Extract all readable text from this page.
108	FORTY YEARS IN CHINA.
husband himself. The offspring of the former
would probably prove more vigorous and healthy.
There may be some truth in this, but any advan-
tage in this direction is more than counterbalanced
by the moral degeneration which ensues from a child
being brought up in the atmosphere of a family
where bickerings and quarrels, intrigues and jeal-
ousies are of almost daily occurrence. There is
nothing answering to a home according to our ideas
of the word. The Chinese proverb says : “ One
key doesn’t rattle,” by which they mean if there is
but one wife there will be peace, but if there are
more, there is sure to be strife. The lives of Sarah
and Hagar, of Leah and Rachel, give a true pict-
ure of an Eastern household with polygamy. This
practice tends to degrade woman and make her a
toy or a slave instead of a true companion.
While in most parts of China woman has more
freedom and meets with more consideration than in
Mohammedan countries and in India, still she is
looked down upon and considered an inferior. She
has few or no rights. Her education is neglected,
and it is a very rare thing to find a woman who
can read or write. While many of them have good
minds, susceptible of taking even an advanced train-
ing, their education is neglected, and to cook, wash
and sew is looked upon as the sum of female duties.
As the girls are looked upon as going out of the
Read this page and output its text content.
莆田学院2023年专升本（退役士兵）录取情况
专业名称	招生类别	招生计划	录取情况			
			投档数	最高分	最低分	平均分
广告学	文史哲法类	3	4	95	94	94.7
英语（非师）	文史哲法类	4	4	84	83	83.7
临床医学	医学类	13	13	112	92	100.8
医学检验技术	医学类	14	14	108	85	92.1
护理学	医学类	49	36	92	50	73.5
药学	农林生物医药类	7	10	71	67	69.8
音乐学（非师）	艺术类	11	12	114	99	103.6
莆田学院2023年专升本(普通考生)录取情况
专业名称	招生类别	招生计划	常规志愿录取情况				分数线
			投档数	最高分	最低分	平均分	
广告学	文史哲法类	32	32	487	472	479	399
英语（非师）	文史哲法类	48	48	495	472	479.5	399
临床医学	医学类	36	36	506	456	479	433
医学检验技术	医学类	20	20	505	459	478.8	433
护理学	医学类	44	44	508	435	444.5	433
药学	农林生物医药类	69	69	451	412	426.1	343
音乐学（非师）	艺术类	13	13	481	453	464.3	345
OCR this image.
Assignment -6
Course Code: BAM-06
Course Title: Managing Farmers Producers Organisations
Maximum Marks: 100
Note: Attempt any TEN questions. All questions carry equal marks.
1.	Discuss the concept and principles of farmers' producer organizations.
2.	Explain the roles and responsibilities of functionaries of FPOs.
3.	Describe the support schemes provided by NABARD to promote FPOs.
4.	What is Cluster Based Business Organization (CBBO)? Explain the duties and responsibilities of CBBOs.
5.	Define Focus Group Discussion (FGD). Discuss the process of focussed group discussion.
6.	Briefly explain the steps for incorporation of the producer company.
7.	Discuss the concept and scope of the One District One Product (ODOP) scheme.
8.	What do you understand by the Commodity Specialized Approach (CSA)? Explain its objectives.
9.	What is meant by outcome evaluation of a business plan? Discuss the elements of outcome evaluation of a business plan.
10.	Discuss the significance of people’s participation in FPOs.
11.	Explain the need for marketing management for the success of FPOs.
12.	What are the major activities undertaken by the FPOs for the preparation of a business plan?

:::::

◆ **Required work**:
Output the entries exactly.

◆ **Result**:
Extract all readable text from this page.
108	FORTY YEARS IN CHINA.
husband himself. The offspring of the former
would probably prove more vigorous and healthy.
There may be some truth in this, but any advan-
tage in this direction is more than counterbalanced
by the moral degeneration which ensues from a child
being brought up in the atmosphere of a family
where bickerings and quarrels, intrigues and jeal-
ousies are of almost daily occurrence. There is
nothing answering to a home according to our ideas
of the word. The Chinese proverb says : “ One
key doesn’t rattle,” by which they mean if there is
but one wife there will be peace, but if there are
more, there is sure to be strife. The lives of Sarah
and Hagar, of Leah and Rachel, give a true pict-
ure of an Eastern household with polygamy. This
practice tends to degrade woman and make her a
toy or a slave instead of a true companion.
While in most parts of China woman has more
freedom and meets with more consideration than in
Mohammedan countries and in India, still she is
looked down upon and considered an inferior. She
has few or no rights. Her education is neglected,
and it is a very rare thing to find a woman who
can read or write. While many of them have good
minds, susceptible of taking even an advanced train-
ing, their education is neglected, and to cook, wash
and sew is looked upon as the sum of female duties.
As the girls are looked upon as going out of the
Read this page and output its text content.
莆田学院2023年专升本（退役士兵）录取情况
专业名称	招生类别	招生计划	录取情况			
			投档数	最高分	最低分	平均分
广告学	文史哲法类	3	4	95	94	94.7
英语（非师）	文史哲法类	4	4	84	83	83.7
临床医学	医学类	13	13	112	92	100.8
医学检验技术	医学类	14	14	108	85	92.1
护理学	医学类	49	36	92	50	73.5
药学	农林生物医药类	7	10	71	67	69.8
音乐学（非师）	艺术类	11	12	114	99	103.6
莆田学院2023年专升本(普通考生)录取情况
专业名称	招生类别	招生计划	常规志愿录取情况				分数线
			投档数	最高分	最低分	平均分	
广告学	文史哲法类	32	32	487	472	479	399
英语（非师）	文史哲法类	48	48	495	472	479.5	399
临床医学	医学类	36	36	506	456	479	433
医学检验技术	医学类	20	20	505	459	478.8	433
护理学	医学类	44	44	508	435	444.5	433
药学	农林生物医药类	69	69	451	412	426.1	343
音乐学（非师）	艺术类	13	13	481	453	464.3	345
OCR this image.
Assignment -6
Course Code: BAM-06
Course Title: Managing Farmers Producers Organisations
Maximum Marks: 100
Note: Attempt any TEN questions. All questions carry equal marks.
1.	Discuss the concept and principles of farmers' producer organizations.
2.	Explain the roles and responsibilities of functionaries of FPOs.
3.	Describe the support schemes provided by NABARD to promote FPOs.
4.	What is Cluster Based Business Organization (CBBO)? Explain the duties and responsibilities of CBBOs.
5.	Define Focus Group Discussion (FGD). Discuss the process of focussed group discussion.
6.	Briefly explain the steps for incorporation of the producer company.
7.	Discuss the concept and scope of the One District One Product (ODOP) scheme.
8.	What do you understand by the Commodity Specialized Approach (CSA)? Explain its objectives.
9.	What is meant by outcome evaluation of a business plan? Discuss the elements of outcome evaluation of a business plan.
10.	Discuss the significance of people’s participation in FPOs.
11.	Explain the need for marketing management for the success of FPOs.
12.	What are the major activities undertaken by the FPOs for the preparation of a business plan?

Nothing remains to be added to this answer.